• **TASK GOAL**
Count how many lines below include the string "this", and give that number without anything else.
** START EXCERPTED DATA **
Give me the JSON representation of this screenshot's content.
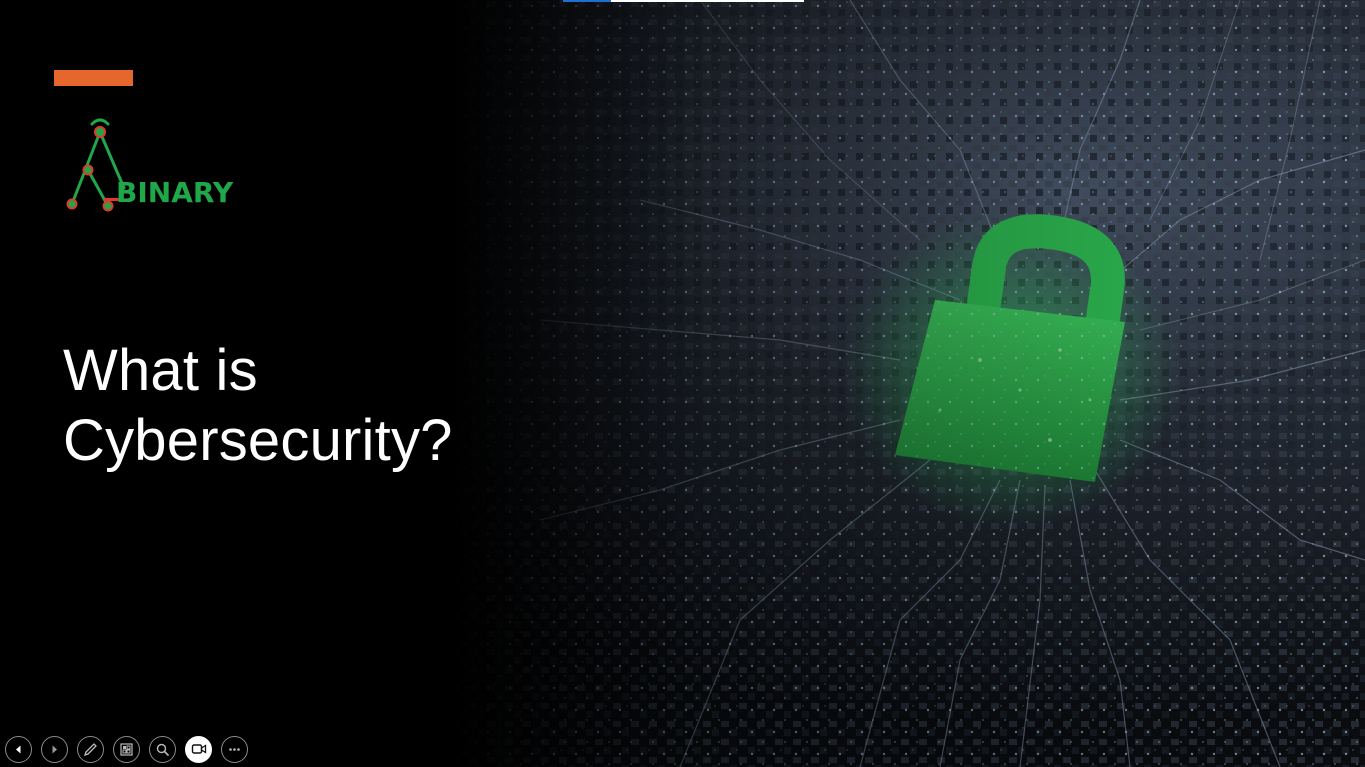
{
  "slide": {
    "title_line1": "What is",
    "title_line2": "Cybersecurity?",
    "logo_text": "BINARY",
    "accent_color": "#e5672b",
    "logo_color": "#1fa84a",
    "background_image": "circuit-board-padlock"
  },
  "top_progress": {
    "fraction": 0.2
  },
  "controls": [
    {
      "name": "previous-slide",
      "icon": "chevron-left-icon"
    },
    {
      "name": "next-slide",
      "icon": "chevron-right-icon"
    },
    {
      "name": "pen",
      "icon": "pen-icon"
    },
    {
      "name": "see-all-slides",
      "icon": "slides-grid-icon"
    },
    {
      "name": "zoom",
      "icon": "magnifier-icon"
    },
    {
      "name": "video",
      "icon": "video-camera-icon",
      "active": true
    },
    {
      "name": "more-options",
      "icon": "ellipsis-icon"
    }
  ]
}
** END EXCERPTED DATA **
** START EXCERPTED DATA **
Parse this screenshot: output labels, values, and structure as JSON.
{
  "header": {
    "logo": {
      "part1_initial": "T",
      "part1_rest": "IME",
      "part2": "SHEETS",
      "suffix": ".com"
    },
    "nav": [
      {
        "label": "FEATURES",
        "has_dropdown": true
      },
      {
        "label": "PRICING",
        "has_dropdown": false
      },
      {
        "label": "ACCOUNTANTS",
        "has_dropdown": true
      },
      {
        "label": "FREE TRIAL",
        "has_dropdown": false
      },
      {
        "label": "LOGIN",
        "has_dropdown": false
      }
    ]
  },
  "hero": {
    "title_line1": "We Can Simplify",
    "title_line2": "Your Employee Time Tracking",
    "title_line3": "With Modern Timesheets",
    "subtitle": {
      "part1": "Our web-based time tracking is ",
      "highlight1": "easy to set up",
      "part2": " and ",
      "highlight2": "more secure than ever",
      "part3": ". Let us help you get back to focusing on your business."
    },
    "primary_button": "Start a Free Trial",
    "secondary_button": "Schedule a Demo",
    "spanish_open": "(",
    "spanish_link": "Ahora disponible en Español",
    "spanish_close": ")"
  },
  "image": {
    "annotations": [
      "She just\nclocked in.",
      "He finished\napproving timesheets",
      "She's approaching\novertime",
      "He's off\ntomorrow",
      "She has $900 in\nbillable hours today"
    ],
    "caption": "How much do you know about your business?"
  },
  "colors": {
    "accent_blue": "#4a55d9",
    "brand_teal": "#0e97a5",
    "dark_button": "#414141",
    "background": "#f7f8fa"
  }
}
** END EXCERPTED DATA **
** START EXCERPTED DATA **
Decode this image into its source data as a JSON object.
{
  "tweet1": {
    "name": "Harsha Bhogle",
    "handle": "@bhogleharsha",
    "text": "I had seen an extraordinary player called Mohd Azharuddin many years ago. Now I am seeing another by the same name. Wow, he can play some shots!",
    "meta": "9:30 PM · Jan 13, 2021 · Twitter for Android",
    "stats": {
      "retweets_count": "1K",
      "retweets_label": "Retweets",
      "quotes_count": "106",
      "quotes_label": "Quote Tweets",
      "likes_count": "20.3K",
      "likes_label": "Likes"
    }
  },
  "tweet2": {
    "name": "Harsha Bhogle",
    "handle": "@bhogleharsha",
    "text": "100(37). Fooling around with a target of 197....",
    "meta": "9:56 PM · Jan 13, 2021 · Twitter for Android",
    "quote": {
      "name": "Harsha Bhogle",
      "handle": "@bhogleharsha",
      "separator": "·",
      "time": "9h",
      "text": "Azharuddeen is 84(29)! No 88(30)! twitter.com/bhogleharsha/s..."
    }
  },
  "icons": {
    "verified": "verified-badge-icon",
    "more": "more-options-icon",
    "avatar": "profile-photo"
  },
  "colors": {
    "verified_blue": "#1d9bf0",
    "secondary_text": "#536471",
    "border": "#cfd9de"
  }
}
** END EXCERPTED DATA **
• **SOLUTION**
3